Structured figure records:
....................

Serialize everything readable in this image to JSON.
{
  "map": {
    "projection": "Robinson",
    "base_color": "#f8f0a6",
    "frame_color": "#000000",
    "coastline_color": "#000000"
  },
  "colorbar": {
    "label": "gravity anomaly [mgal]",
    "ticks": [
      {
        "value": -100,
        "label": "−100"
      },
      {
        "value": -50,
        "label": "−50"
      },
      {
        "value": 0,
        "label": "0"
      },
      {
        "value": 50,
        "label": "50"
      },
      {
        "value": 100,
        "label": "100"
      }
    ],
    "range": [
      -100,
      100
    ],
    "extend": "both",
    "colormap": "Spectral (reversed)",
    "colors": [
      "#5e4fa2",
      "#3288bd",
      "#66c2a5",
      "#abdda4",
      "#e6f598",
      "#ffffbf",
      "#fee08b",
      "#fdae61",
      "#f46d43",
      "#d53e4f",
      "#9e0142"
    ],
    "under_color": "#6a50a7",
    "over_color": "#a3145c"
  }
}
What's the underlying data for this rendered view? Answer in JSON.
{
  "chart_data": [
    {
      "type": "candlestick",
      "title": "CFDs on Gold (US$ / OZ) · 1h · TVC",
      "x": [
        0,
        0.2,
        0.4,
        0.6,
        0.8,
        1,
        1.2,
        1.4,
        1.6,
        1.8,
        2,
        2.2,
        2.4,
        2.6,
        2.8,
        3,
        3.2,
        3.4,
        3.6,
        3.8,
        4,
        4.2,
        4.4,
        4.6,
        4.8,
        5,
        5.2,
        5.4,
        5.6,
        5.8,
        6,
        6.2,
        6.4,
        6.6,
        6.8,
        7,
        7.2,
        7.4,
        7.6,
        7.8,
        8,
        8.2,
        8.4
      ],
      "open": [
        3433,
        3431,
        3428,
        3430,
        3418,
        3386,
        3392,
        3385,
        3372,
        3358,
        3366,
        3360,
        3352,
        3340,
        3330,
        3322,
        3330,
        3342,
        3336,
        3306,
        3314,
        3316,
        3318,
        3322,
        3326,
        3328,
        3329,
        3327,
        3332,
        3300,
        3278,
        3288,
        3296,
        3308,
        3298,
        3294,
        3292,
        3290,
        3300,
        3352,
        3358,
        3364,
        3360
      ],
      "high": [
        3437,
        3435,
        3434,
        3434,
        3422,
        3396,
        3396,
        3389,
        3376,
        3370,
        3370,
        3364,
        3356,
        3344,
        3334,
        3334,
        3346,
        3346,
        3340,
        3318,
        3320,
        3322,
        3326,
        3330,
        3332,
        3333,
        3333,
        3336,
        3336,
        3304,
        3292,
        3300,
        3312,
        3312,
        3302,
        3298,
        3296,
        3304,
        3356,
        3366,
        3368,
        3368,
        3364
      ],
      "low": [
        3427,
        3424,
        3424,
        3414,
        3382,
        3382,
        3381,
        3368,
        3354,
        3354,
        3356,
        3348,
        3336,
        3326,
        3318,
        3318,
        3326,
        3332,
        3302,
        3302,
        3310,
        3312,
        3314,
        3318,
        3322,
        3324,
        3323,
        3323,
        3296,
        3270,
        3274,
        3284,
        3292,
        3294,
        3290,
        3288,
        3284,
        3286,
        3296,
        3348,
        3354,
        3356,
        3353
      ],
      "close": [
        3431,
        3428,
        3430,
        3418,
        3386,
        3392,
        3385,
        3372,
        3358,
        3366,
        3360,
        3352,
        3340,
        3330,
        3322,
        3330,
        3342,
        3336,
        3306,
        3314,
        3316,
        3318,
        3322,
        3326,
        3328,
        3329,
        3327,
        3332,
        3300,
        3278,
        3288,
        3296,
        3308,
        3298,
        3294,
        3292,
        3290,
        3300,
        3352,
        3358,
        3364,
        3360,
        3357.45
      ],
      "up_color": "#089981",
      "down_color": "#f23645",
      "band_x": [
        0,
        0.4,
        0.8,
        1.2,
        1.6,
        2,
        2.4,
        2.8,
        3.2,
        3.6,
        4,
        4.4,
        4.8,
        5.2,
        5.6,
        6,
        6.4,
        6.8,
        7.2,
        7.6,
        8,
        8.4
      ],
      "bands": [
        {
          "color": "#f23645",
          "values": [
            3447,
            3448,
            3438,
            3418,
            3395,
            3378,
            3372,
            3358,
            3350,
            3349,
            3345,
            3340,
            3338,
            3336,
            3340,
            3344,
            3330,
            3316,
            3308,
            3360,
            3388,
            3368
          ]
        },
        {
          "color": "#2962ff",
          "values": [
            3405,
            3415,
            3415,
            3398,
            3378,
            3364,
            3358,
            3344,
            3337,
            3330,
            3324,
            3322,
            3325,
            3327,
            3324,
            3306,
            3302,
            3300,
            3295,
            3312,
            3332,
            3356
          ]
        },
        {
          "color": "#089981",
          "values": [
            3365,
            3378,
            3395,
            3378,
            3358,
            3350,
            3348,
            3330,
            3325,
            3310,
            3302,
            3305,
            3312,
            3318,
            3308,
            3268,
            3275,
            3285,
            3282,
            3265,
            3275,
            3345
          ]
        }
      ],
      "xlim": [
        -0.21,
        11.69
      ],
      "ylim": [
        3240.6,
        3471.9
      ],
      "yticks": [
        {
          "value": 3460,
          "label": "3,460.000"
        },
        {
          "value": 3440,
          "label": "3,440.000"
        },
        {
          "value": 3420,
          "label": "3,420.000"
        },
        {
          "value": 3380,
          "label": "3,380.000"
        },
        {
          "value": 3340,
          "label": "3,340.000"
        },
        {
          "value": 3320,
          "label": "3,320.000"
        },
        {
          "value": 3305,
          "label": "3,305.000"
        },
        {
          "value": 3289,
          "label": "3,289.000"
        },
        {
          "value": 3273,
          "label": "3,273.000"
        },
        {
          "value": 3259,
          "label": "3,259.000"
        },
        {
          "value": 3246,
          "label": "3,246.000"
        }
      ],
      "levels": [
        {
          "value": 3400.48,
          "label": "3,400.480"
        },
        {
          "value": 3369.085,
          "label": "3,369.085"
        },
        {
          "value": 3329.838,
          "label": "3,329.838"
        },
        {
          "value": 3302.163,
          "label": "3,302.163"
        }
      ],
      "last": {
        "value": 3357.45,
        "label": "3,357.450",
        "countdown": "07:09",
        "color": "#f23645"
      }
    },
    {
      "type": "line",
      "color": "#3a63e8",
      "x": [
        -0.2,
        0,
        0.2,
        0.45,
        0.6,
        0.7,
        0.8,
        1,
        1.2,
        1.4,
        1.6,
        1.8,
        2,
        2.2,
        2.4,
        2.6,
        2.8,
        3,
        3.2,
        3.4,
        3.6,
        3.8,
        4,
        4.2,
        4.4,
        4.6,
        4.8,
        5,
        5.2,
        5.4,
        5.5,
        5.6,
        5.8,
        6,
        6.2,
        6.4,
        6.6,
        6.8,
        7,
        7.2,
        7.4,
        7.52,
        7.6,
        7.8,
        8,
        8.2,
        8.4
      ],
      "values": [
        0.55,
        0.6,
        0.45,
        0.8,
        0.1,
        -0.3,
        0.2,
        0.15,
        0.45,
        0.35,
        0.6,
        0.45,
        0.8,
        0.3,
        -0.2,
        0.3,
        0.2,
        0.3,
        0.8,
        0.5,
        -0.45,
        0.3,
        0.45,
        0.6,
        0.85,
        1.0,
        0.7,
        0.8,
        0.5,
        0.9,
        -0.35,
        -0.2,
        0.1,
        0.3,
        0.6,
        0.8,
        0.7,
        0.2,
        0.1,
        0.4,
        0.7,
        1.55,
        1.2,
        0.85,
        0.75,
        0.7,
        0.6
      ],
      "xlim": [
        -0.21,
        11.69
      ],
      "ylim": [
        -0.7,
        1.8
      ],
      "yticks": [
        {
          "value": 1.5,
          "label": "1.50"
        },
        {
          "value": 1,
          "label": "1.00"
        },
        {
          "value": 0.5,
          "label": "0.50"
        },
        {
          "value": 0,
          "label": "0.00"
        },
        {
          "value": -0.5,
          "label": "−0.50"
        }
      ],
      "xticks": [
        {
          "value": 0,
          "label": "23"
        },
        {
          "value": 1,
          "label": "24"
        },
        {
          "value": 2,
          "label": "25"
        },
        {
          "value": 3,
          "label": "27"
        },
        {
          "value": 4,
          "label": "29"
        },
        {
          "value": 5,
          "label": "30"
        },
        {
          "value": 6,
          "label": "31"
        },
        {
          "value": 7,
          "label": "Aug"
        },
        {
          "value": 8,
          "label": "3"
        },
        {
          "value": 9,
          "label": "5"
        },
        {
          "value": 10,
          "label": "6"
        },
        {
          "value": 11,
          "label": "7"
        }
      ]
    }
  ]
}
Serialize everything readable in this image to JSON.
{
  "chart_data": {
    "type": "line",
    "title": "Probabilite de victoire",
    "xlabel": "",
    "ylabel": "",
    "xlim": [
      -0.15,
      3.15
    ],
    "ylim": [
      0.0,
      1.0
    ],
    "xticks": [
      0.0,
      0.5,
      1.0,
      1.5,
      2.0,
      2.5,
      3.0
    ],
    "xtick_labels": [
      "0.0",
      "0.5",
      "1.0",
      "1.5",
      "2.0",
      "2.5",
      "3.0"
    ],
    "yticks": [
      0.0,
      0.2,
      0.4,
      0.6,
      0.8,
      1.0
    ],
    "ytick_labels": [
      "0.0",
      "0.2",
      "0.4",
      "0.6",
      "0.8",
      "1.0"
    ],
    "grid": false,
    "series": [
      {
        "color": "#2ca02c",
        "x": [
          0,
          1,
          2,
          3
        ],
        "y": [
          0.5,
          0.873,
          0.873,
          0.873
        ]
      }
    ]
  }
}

....................

The exercise: Extract lines where the string "title" occurs.

Problem solution:
      "title": "CFDs on Gold (US$ / OZ) · 1h · TVC",
    "title": "Probabilite de victoire",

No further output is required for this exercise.